• **Your task**
Copy the lines from the one containing "y-axis-label: R +" through the one containing "data-point (811, 347, 822, 358)", both included, without any changes.

--- start of Items ---

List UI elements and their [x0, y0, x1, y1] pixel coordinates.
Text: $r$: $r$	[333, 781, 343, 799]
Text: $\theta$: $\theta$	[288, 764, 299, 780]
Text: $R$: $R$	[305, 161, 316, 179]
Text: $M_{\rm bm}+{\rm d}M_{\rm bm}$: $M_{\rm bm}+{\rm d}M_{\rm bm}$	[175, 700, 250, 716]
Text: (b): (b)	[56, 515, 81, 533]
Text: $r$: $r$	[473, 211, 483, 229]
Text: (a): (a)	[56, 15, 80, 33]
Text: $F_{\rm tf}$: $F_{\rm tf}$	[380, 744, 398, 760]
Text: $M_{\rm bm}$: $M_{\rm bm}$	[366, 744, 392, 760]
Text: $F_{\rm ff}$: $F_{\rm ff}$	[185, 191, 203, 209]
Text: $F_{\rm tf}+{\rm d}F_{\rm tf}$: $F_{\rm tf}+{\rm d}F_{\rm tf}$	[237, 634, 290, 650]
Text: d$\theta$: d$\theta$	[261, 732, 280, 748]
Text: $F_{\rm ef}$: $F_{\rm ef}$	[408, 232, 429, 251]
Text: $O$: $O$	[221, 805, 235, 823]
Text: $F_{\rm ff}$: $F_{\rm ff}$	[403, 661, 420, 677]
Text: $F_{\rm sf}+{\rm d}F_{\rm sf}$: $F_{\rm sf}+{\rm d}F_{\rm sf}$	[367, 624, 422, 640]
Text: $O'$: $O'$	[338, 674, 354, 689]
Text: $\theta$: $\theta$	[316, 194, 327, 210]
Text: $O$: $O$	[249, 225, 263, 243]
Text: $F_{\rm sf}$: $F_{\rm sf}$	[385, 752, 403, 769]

--- end of Items ---
--- start of Items ---

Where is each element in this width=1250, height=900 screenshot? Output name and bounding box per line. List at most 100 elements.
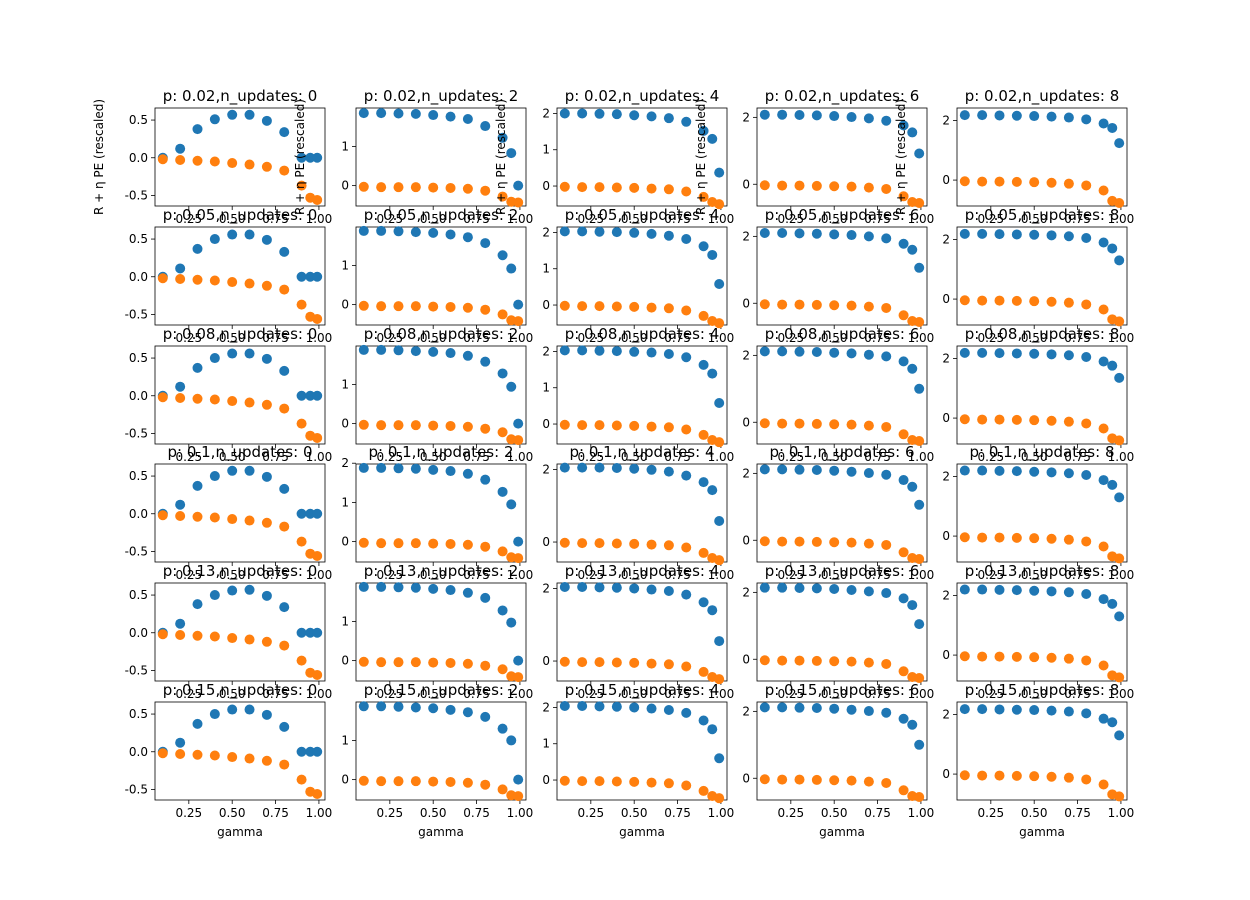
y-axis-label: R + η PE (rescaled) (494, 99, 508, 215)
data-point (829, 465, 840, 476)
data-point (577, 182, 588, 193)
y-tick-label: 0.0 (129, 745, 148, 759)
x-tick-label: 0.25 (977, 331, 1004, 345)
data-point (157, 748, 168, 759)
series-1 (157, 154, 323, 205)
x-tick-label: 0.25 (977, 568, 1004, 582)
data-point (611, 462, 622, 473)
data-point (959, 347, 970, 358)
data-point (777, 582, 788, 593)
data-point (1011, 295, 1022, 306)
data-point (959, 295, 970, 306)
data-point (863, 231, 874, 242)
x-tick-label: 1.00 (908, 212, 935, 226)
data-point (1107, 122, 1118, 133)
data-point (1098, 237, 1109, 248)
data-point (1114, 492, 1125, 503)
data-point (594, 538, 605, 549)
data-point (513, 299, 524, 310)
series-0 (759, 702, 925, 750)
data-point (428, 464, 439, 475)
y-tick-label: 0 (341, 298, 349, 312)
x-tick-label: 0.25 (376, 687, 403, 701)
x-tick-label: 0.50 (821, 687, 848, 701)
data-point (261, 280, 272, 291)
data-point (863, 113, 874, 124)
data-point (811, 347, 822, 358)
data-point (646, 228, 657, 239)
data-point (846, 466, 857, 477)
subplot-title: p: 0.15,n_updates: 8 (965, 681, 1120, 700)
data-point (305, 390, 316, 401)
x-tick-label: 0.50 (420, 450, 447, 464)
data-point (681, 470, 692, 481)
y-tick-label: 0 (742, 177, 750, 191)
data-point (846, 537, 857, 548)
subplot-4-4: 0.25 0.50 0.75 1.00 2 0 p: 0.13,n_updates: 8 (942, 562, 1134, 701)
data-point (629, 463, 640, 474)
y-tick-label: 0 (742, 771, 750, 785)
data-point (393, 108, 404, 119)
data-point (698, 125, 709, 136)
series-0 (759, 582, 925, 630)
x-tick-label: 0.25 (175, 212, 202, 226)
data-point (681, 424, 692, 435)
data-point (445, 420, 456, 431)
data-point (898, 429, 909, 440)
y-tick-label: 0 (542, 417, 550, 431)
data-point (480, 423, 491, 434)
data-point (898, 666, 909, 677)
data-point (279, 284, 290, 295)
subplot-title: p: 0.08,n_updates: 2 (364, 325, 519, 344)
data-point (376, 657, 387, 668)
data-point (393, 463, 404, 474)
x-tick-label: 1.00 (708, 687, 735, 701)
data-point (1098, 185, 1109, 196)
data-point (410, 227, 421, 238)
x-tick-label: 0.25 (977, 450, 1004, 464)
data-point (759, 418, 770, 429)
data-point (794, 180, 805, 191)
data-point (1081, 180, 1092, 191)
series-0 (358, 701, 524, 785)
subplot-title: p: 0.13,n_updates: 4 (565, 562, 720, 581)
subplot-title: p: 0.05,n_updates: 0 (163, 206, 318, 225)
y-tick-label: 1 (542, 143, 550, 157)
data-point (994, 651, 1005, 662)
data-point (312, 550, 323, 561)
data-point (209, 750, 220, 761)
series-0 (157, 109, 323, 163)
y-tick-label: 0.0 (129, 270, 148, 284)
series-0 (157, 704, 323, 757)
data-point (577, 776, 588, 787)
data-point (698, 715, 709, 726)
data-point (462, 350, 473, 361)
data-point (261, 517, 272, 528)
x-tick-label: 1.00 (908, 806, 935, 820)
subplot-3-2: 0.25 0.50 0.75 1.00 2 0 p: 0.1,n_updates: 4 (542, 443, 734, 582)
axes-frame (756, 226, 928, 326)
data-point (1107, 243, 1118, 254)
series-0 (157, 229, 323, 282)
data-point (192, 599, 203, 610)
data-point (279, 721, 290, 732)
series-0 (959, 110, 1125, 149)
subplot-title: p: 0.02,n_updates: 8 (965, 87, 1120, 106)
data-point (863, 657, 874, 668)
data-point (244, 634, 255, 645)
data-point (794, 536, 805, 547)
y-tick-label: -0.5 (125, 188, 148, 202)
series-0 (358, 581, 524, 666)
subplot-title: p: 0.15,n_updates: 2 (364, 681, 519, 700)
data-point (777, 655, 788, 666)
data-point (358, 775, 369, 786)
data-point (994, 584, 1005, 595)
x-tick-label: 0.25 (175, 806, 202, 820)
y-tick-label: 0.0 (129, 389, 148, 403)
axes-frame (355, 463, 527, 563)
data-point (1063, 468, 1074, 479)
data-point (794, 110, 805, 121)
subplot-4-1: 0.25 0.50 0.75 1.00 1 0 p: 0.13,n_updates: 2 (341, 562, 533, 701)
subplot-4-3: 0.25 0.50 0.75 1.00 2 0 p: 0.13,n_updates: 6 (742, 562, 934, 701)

--- end of Items ---

• **Solution for this task**
y-axis-label: R + η PE (rescaled) (494, 99, 508, 215)
data-point (829, 465, 840, 476)
data-point (577, 182, 588, 193)
y-tick-label: 0.0 (129, 745, 148, 759)
x-tick-label: 0.25 (977, 331, 1004, 345)
data-point (157, 748, 168, 759)
series-1 (157, 154, 323, 205)
x-tick-label: 0.25 (977, 568, 1004, 582)
data-point (611, 462, 622, 473)
data-point (959, 347, 970, 358)
data-point (777, 582, 788, 593)
data-point (1011, 295, 1022, 306)
data-point (959, 295, 970, 306)
data-point (863, 231, 874, 242)
x-tick-label: 1.00 (908, 212, 935, 226)
data-point (1107, 122, 1118, 133)
data-point (1098, 237, 1109, 248)
data-point (1114, 492, 1125, 503)
data-point (594, 538, 605, 549)
data-point (513, 299, 524, 310)
series-0 (759, 702, 925, 750)
data-point (428, 464, 439, 475)
y-tick-label: 0 (341, 298, 349, 312)
x-tick-label: 0.25 (376, 687, 403, 701)
x-tick-label: 0.50 (821, 687, 848, 701)
data-point (261, 280, 272, 291)
data-point (863, 113, 874, 124)
data-point (811, 347, 822, 358)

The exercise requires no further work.